STATED EXERCISE
Copy every line of the records below where the word "сроки" occurs.

☆ ☆ ☆

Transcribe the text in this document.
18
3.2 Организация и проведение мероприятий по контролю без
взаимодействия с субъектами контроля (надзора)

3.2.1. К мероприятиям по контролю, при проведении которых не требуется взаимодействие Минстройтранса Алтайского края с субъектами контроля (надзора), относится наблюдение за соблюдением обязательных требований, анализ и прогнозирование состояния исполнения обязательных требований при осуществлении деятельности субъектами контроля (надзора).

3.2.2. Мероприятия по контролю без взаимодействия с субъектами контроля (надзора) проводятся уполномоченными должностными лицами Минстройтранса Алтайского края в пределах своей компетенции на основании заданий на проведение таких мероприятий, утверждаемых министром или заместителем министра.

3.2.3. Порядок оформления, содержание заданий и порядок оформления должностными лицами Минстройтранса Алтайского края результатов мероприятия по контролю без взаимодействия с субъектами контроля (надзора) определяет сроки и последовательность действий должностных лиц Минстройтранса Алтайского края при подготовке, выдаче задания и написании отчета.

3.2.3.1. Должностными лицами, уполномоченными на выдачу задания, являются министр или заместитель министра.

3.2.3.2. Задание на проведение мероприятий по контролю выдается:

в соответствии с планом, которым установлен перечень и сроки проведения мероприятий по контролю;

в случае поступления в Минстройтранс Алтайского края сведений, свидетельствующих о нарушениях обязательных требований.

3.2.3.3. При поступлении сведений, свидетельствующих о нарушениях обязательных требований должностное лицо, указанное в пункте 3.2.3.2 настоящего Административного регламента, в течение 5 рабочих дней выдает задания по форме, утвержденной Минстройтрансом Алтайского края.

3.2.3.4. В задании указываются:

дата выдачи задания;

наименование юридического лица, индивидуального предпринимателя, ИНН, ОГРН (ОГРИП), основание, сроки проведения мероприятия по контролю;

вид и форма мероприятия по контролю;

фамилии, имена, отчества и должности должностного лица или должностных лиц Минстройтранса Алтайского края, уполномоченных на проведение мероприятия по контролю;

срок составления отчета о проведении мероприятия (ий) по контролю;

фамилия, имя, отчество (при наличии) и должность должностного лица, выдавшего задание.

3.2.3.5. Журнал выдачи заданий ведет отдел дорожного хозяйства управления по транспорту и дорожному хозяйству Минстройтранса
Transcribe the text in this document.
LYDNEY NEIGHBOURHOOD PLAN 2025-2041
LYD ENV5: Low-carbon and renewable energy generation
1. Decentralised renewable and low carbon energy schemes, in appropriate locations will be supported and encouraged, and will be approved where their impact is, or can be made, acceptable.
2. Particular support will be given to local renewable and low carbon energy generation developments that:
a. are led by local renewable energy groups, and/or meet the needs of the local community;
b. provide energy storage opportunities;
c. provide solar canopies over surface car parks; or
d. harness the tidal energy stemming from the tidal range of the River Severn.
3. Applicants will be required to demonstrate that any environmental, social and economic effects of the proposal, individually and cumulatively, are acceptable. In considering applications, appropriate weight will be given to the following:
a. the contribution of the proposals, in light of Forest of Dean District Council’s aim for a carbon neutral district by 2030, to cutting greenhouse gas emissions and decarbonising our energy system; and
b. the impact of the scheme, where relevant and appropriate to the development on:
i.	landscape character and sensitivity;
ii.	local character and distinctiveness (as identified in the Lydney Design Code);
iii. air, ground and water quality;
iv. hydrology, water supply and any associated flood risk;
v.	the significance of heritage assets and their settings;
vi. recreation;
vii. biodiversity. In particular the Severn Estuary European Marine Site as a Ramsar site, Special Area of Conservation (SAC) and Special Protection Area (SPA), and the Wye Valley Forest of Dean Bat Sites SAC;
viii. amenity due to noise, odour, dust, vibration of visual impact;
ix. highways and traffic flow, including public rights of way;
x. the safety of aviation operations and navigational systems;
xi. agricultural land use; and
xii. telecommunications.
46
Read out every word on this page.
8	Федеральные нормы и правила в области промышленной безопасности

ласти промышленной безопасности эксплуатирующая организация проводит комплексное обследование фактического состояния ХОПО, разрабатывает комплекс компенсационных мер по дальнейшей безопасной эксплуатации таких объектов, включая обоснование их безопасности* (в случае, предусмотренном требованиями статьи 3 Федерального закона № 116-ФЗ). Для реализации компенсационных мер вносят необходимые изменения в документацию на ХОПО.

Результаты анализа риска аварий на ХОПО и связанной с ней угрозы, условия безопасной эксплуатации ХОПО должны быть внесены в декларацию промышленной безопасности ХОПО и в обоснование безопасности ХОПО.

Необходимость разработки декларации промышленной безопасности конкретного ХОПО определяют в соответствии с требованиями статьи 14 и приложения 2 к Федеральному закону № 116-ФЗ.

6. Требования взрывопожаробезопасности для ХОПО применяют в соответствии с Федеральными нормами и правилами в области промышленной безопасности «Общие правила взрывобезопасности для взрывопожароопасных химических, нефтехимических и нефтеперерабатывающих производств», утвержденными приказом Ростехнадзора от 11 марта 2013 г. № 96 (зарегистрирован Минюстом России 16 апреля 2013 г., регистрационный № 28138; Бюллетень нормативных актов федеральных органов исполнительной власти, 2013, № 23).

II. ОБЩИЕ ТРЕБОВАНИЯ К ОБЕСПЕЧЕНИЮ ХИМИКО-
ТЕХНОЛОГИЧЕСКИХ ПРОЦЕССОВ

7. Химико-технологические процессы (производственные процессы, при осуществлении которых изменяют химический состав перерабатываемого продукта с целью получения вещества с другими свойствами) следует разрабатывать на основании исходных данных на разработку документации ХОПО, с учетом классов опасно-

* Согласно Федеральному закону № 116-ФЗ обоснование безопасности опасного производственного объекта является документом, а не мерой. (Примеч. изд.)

☆ ☆ ☆

TASK SOLUTION
3.2.3. Порядок оформления, содержание заданий и порядок оформления должностными лицами Минстройтранса Алтайского края результатов мероприятия по контролю без взаимодействия с субъектами контроля (надзора) определяет сроки и последовательность действий должностных лиц Минстройтранса Алтайского края при подготовке, выдаче задания и написании отчета.
в соответствии с планом, которым установлен перечень и сроки проведения мероприятий по контролю;
наименование юридического лица, индивидуального предпринимателя, ИНН, ОГРН (ОГРИП), основание, сроки проведения мероприятия по контролю;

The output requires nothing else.